Reproduce every line of the listing below word for word, omitting the pictures.

━━━━━ RAW RECORDS

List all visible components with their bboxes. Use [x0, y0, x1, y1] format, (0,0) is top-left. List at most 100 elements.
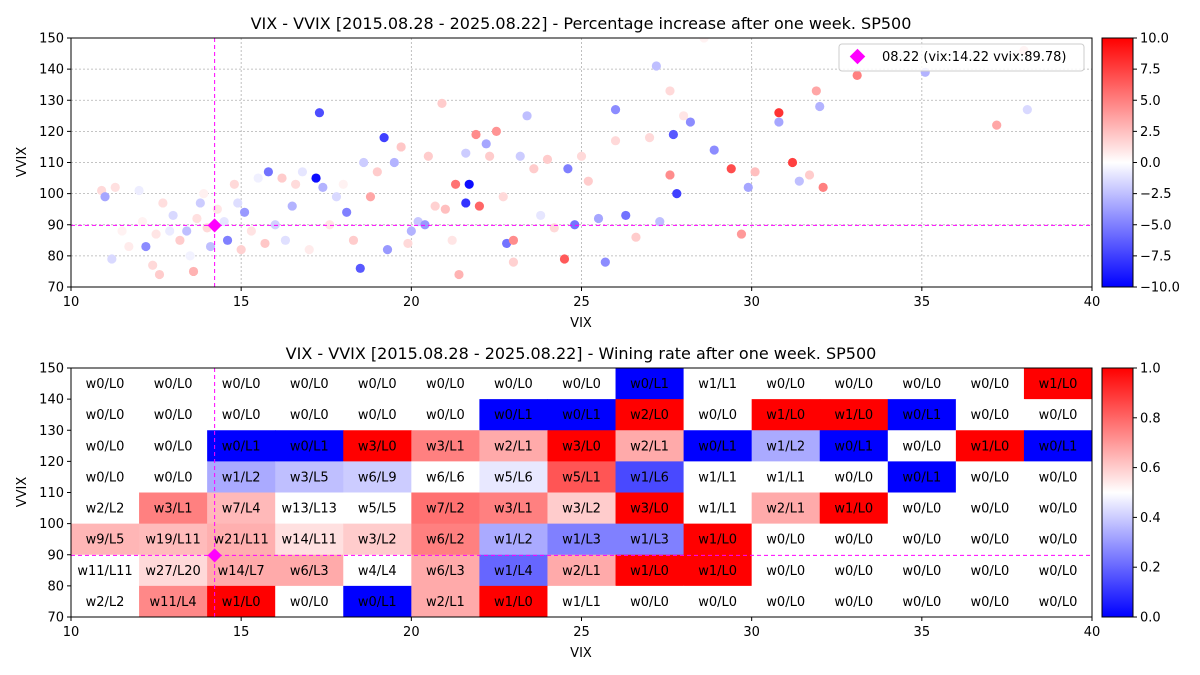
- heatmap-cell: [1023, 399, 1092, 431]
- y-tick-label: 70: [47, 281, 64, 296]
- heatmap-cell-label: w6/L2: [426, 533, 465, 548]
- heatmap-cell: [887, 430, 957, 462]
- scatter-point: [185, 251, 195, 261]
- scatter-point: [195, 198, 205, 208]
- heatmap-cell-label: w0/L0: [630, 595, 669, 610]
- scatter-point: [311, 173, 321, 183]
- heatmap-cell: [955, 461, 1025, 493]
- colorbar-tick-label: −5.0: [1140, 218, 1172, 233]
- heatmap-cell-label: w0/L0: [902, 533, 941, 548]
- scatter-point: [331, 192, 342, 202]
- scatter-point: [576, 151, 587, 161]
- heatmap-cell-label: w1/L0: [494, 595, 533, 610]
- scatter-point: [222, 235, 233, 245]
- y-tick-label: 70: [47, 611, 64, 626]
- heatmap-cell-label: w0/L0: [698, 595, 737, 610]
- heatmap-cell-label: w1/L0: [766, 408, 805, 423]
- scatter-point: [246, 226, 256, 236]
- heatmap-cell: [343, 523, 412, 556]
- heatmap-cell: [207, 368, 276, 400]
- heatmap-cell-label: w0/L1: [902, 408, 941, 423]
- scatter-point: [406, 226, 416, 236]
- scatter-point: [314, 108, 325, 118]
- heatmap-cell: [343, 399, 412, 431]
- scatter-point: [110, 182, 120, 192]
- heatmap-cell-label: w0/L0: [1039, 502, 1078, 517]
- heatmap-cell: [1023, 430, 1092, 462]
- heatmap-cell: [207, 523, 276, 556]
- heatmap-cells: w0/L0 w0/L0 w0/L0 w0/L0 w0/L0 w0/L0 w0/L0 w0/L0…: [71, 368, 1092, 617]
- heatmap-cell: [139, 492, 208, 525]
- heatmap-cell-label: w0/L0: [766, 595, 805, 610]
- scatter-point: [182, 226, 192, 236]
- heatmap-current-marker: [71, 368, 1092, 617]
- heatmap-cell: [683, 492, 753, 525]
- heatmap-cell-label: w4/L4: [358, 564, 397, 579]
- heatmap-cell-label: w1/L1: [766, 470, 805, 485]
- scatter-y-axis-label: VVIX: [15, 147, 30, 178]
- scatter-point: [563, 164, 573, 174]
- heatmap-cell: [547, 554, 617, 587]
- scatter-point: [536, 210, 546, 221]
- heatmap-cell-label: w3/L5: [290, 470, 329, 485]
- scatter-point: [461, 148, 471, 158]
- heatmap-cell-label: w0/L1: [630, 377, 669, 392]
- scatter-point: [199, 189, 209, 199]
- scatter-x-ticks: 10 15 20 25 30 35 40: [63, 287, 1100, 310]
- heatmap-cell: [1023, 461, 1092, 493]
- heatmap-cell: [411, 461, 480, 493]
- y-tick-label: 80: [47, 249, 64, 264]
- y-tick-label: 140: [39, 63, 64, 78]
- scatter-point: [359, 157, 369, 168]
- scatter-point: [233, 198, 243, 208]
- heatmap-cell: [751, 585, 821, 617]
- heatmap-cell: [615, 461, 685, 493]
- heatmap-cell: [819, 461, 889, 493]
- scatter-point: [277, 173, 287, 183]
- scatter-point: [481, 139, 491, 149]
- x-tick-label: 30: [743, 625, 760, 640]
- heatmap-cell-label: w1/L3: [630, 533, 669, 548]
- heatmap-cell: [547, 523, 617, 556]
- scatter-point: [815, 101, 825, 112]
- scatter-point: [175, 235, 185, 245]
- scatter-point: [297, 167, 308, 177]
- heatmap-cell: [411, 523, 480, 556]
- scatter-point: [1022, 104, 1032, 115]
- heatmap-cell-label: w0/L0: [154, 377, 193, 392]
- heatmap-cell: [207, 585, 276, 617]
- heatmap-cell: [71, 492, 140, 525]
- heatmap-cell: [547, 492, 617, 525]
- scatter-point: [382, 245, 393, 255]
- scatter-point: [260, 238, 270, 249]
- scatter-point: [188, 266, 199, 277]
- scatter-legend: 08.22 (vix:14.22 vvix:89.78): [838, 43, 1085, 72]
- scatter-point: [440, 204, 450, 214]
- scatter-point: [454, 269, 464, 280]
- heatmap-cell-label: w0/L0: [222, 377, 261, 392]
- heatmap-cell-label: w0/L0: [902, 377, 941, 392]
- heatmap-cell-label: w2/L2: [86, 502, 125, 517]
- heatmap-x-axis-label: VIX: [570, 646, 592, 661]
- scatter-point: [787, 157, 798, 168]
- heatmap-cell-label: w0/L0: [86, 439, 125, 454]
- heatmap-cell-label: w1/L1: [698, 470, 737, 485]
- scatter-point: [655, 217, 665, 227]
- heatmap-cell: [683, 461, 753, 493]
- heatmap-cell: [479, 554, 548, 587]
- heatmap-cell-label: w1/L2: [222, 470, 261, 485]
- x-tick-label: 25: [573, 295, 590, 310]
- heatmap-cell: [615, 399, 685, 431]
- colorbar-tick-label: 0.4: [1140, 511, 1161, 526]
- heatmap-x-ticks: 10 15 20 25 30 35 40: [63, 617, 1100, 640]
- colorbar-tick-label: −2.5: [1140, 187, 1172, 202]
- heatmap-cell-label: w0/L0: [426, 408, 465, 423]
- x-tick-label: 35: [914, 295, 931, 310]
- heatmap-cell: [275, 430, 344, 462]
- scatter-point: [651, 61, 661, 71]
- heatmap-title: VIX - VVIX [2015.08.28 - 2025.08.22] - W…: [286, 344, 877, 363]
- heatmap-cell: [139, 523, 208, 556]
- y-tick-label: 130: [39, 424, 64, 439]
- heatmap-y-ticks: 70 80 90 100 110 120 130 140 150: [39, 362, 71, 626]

━━━━━━━━━━

**CORRECT RESULT:**
List all visible components with their bboxes. Use [x0, y0, x1, y1] format, (0,0) is top-left. List at most 100 elements.
- heatmap-cell: [1023, 399, 1092, 431]
- y-tick-label: 70: [47, 281, 64, 296]
- heatmap-cell-label: w6/L2: [426, 533, 465, 548]
- heatmap-cell: [887, 430, 957, 462]
- scatter-point: [185, 251, 195, 261]
- scatter-point: [195, 198, 205, 208]
- heatmap-cell-label: w0/L0: [630, 595, 669, 610]
- scatter-point: [311, 173, 321, 183]
- heatmap-cell: [955, 461, 1025, 493]
- colorbar-tick-label: −5.0: [1140, 218, 1172, 233]
- heatmap-cell-label: w0/L0: [902, 533, 941, 548]
- scatter-point: [331, 192, 342, 202]
- scatter-point: [576, 151, 587, 161]
- heatmap-cell-label: w1/L0: [494, 595, 533, 610]
- scatter-point: [222, 235, 233, 245]
- y-tick-label: 70: [47, 611, 64, 626]
- heatmap-cell-label: w0/L0: [698, 595, 737, 610]
- heatmap-cell-label: w1/L0: [766, 408, 805, 423]
- scatter-point: [246, 226, 256, 236]
- heatmap-cell: [343, 523, 412, 556]
- heatmap-cell: [207, 368, 276, 400]
- heatmap-cell-label: w0/L1: [902, 408, 941, 423]
- scatter-point: [406, 226, 416, 236]
- scatter-point: [314, 108, 325, 118]
- heatmap-cell: [343, 399, 412, 431]
- scatter-point: [110, 182, 120, 192]
- heatmap-cell-label: w0/L0: [1039, 502, 1078, 517]
- heatmap-cell: [1023, 430, 1092, 462]
- heatmap-cell: [207, 523, 276, 556]
- heatmap-cells: w0/L0 w0/L0 w0/L0 w0/L0 w0/L0 w0/L0 w0/L0 w0/L0…: [71, 368, 1092, 617]
- heatmap-cell: [139, 492, 208, 525]
- heatmap-cell-label: w0/L0: [766, 595, 805, 610]
- scatter-point: [182, 226, 192, 236]
- heatmap-current-marker: [71, 368, 1092, 617]
- heatmap-cell: [683, 492, 753, 525]
- heatmap-cell-label: w4/L4: [358, 564, 397, 579]
- heatmap-cell-label: w1/L1: [766, 470, 805, 485]
- scatter-y-axis-label: VVIX: [15, 147, 30, 178]
- scatter-point: [563, 164, 573, 174]
- heatmap-cell: [547, 554, 617, 587]
- scatter-point: [536, 210, 546, 221]
- heatmap-cell-label: w3/L5: [290, 470, 329, 485]
- scatter-point: [461, 148, 471, 158]
- heatmap-cell-label: w0/L1: [630, 377, 669, 392]
- scatter-point: [199, 189, 209, 199]
- scatter-x-ticks: 10 15 20 25 30 35 40: [63, 287, 1100, 310]
- heatmap-cell: [1023, 461, 1092, 493]
- heatmap-cell: [411, 461, 480, 493]
- y-tick-label: 80: [47, 249, 64, 264]
- y-tick-label: 140: [39, 63, 64, 78]
- scatter-point: [359, 157, 369, 168]
- scatter-point: [233, 198, 243, 208]
- heatmap-cell: [751, 585, 821, 617]
- heatmap-cell: [615, 461, 685, 493]
- heatmap-cell: [819, 461, 889, 493]
- scatter-point: [277, 173, 287, 183]
- scatter-point: [481, 139, 491, 149]
- x-tick-label: 30: [743, 625, 760, 640]
- heatmap-cell-label: w1/L3: [630, 533, 669, 548]
- heatmap-cell: [547, 523, 617, 556]
- scatter-point: [815, 101, 825, 112]
- scatter-point: [175, 235, 185, 245]
- scatter-point: [297, 167, 308, 177]
- heatmap-cell: [411, 523, 480, 556]
- scatter-point: [1022, 104, 1032, 115]
- heatmap-cell-label: w0/L0: [154, 377, 193, 392]
- heatmap-cell: [207, 585, 276, 617]
- heatmap-cell: [71, 492, 140, 525]
- heatmap-cell: [547, 492, 617, 525]
- scatter-point: [382, 245, 393, 255]
- scatter-point: [260, 238, 270, 249]
- scatter-point: [188, 266, 199, 277]
- scatter-legend: 08.22 (vix:14.22 vvix:89.78): [838, 43, 1085, 72]
- scatter-point: [440, 204, 450, 214]
- scatter-point: [454, 269, 464, 280]
- heatmap-cell-label: w0/L0: [222, 377, 261, 392]
- heatmap-cell-label: w0/L0: [902, 377, 941, 392]
- heatmap-cell-label: w2/L2: [86, 502, 125, 517]
- heatmap-x-axis-label: VIX: [570, 646, 592, 661]
- scatter-point: [787, 157, 798, 168]
- heatmap-cell-label: w0/L0: [86, 439, 125, 454]
- heatmap-cell-label: w1/L1: [698, 470, 737, 485]
- scatter-point: [655, 217, 665, 227]
- heatmap-cell: [683, 461, 753, 493]
- heatmap-cell: [479, 554, 548, 587]
- heatmap-cell-label: w1/L2: [222, 470, 261, 485]
- x-tick-label: 25: [573, 295, 590, 310]
- heatmap-cell: [615, 399, 685, 431]
- colorbar-tick-label: 0.4: [1140, 511, 1161, 526]
- heatmap-x-ticks: 10 15 20 25 30 35 40: [63, 617, 1100, 640]
- colorbar-tick-label: −2.5: [1140, 187, 1172, 202]
- heatmap-cell-label: w0/L0: [426, 408, 465, 423]
- x-tick-label: 35: [914, 295, 931, 310]
- heatmap-cell: [275, 430, 344, 462]
- scatter-point: [651, 61, 661, 71]
- heatmap-title: VIX - VVIX [2015.08.28 - 2025.08.22] - W…: [286, 344, 877, 363]
- heatmap-cell: [139, 523, 208, 556]
- y-tick-label: 130: [39, 424, 64, 439]
- heatmap-y-ticks: 70 80 90 100 110 120 130 140 150: [39, 362, 71, 626]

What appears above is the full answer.